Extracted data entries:

────

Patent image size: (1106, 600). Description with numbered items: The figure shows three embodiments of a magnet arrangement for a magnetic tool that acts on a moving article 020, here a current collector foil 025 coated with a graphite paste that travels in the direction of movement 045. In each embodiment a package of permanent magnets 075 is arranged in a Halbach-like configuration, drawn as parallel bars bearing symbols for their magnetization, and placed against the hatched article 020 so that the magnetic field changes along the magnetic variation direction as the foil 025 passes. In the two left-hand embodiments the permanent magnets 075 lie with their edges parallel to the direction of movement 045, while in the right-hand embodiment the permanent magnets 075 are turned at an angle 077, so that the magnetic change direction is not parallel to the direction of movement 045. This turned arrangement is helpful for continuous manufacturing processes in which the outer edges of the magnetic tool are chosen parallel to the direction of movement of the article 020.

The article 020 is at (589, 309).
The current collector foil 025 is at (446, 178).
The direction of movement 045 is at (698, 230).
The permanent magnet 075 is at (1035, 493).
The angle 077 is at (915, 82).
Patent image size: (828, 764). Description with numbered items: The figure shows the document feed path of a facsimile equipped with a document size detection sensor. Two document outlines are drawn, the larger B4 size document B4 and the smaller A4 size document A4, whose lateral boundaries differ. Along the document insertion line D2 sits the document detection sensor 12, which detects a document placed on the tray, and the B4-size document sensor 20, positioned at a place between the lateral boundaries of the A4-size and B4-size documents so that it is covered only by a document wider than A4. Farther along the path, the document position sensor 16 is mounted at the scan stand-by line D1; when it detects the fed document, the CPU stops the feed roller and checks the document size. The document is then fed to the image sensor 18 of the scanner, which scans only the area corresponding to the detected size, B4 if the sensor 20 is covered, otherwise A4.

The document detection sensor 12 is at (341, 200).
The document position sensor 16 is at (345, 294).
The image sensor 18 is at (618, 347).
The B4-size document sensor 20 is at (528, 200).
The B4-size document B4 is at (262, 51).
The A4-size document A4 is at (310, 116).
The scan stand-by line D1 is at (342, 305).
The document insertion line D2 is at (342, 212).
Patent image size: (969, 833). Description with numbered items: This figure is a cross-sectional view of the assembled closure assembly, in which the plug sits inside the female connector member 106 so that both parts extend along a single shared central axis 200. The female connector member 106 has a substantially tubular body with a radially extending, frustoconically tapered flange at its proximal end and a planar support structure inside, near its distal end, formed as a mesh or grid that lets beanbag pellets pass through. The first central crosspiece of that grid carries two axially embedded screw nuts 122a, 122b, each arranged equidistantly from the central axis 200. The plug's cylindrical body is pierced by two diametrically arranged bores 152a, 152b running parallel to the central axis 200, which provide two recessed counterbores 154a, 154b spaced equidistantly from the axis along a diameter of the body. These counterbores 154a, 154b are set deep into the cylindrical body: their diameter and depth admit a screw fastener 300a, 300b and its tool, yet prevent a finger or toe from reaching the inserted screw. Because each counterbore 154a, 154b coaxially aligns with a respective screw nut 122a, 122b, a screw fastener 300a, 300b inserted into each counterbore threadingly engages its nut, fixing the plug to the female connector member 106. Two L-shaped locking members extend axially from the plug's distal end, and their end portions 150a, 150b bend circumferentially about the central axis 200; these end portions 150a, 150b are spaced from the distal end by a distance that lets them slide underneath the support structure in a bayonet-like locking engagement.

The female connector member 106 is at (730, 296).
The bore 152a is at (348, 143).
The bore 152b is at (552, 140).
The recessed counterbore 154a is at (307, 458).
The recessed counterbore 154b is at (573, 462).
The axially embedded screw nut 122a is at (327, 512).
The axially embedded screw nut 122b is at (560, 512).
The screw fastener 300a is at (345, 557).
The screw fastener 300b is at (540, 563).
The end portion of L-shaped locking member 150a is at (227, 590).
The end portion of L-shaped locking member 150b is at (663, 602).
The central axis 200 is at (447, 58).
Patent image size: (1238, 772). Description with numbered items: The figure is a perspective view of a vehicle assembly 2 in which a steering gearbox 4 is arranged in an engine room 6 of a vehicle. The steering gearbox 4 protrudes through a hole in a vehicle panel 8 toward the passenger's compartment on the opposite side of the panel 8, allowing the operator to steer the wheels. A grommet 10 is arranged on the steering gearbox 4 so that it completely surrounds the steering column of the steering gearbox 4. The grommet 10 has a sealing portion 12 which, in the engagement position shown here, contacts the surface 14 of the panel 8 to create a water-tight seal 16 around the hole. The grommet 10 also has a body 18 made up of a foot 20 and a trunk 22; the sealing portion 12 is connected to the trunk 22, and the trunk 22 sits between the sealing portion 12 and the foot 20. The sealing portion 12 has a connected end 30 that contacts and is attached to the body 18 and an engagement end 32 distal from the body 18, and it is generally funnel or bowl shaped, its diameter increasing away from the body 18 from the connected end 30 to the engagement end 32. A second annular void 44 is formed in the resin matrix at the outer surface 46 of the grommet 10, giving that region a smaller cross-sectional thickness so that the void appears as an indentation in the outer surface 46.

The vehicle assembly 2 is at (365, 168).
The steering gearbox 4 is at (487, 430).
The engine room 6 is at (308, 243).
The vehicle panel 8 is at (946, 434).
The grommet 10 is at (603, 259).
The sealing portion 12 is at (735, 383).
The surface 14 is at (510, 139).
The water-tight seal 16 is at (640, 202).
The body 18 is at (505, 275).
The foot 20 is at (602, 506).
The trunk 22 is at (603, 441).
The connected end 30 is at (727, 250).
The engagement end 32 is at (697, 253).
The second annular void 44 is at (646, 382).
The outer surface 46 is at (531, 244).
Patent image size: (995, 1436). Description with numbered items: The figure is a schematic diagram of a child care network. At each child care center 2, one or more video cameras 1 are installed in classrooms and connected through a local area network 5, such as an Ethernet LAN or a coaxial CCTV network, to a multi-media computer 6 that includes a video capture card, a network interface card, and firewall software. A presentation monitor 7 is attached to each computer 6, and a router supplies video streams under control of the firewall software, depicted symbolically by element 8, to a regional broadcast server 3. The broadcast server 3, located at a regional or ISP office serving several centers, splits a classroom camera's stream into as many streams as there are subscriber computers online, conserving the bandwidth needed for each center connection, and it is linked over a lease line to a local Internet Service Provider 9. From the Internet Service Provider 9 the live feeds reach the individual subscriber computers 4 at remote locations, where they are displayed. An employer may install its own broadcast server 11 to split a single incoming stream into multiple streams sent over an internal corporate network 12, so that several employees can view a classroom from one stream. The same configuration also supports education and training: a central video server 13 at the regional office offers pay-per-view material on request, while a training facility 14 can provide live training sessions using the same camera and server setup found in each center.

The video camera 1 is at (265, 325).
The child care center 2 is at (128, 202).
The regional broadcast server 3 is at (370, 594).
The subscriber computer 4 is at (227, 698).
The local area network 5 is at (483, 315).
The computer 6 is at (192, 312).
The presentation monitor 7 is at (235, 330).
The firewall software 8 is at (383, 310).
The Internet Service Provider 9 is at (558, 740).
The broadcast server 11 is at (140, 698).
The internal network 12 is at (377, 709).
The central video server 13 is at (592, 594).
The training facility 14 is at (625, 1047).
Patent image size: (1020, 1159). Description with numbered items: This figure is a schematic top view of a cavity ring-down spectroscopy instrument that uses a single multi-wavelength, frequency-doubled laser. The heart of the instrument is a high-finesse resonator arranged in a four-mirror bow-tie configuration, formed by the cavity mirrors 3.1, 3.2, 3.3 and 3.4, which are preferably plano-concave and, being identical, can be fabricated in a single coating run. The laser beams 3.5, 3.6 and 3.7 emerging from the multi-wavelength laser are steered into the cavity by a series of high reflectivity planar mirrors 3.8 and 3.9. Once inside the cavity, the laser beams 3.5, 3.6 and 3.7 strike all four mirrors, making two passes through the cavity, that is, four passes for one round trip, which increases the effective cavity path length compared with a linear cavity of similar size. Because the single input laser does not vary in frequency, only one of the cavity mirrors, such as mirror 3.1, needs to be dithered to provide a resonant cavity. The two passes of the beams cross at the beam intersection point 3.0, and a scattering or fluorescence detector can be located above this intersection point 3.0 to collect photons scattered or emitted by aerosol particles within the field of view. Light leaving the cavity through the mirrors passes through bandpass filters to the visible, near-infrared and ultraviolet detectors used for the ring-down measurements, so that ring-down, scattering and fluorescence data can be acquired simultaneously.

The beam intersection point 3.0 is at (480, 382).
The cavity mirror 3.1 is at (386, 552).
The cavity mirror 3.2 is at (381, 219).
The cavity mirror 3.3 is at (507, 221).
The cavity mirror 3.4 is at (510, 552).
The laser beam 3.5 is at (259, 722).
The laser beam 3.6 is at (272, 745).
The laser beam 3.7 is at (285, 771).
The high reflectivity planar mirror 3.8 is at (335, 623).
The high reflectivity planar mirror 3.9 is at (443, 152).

────

● Work to complete: Convert the lines from the one with "Patent image size: (828, 764)." up to and including the one with "The document insertion line D2 is" into a numbered list, omitting blank lines.

● Exercise solution:
1. Patent image size: (828, 764). Description with numbered items: The figure shows the document feed path of a facsimile equipped with a document size detection sensor. Two document outlines are drawn, the larger B4 size document B4 and the smaller A4 size document A4, whose lateral boundaries differ. Along the document insertion line D2 sits the document detection sensor 12, which detects a document placed on the tray, and the B4-size document sensor 20, positioned at a place between the lateral boundaries of the A4-size and B4-size documents so that it is covered only by a document wider than A4. Farther along the path, the document position sensor 16 is mounted at the scan stand-by line D1; when it detects the fed document, the CPU stops the feed roller and checks the document size. The document is then fed to the image sensor 18 of the scanner, which scans only the area corresponding to the detected size, B4 if the sensor 20 is covered, otherwise A4.
2. The document detection sensor 12 is at (341, 200).
3. The document position sensor 16 is at (345, 294).
4. The image sensor 18 is at (618, 347).
5. The B4-size document sensor 20 is at (528, 200).
6. The B4-size document B4 is at (262, 51).
7. The A4-size document A4 is at (310, 116).
8. The scan stand-by line D1 is at (342, 305).
9. The document insertion line D2 is at (342, 212).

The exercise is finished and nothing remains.